(Directive):
Report the number of lines that include "walking", with no additional text.

(Supplied material):
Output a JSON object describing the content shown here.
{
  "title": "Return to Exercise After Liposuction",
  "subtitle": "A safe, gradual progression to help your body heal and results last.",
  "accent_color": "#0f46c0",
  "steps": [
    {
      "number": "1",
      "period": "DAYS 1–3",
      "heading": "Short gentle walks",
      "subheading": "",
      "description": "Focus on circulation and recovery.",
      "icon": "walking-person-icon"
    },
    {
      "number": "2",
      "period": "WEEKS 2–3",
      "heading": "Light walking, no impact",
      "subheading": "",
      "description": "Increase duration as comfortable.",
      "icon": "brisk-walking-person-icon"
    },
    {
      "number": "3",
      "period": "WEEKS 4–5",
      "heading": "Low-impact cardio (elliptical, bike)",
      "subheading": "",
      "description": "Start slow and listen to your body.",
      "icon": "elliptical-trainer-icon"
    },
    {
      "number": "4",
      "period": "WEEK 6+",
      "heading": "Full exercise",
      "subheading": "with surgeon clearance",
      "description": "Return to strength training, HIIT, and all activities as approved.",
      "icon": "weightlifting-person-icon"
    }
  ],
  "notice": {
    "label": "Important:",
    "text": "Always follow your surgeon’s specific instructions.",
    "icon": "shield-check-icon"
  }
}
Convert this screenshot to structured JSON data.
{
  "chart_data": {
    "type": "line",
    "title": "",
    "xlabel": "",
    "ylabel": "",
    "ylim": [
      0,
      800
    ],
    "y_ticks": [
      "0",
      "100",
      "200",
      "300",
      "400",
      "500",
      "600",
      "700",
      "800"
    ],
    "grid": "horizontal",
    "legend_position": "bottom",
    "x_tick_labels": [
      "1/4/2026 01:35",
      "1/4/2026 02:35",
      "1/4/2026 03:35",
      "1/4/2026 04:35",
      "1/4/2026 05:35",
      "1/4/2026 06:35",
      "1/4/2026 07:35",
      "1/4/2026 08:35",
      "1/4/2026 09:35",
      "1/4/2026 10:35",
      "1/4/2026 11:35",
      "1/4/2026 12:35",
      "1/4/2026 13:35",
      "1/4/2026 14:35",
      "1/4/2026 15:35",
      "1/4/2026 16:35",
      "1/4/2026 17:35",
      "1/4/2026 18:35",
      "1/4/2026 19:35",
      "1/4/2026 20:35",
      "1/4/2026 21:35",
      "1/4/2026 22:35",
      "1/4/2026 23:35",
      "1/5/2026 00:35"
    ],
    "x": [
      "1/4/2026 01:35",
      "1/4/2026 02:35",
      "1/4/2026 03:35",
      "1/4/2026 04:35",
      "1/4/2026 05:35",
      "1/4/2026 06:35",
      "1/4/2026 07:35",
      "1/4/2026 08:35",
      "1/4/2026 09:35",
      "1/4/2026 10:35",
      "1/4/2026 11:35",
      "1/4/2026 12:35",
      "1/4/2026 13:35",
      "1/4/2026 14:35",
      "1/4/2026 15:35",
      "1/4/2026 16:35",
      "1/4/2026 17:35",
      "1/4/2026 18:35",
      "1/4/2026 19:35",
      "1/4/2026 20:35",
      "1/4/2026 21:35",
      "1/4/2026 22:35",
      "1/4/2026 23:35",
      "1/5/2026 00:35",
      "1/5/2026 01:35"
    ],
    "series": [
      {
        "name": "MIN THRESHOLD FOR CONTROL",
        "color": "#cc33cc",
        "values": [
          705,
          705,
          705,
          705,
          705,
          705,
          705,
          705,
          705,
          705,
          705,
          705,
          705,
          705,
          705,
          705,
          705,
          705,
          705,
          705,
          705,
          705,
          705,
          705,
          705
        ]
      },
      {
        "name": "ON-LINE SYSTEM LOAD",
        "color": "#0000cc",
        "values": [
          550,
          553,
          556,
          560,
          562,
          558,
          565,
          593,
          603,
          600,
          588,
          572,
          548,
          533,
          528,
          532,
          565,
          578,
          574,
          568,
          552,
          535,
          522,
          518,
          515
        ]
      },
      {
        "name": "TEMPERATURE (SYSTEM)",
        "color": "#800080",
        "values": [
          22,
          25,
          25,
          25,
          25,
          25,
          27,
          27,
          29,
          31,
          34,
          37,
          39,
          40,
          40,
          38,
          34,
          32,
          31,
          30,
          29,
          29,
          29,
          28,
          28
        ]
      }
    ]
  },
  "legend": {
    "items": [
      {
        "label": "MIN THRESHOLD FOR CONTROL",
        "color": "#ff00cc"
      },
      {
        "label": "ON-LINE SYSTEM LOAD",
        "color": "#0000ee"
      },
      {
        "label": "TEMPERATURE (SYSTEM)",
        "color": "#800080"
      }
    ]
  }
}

(Solution to the exercise):
3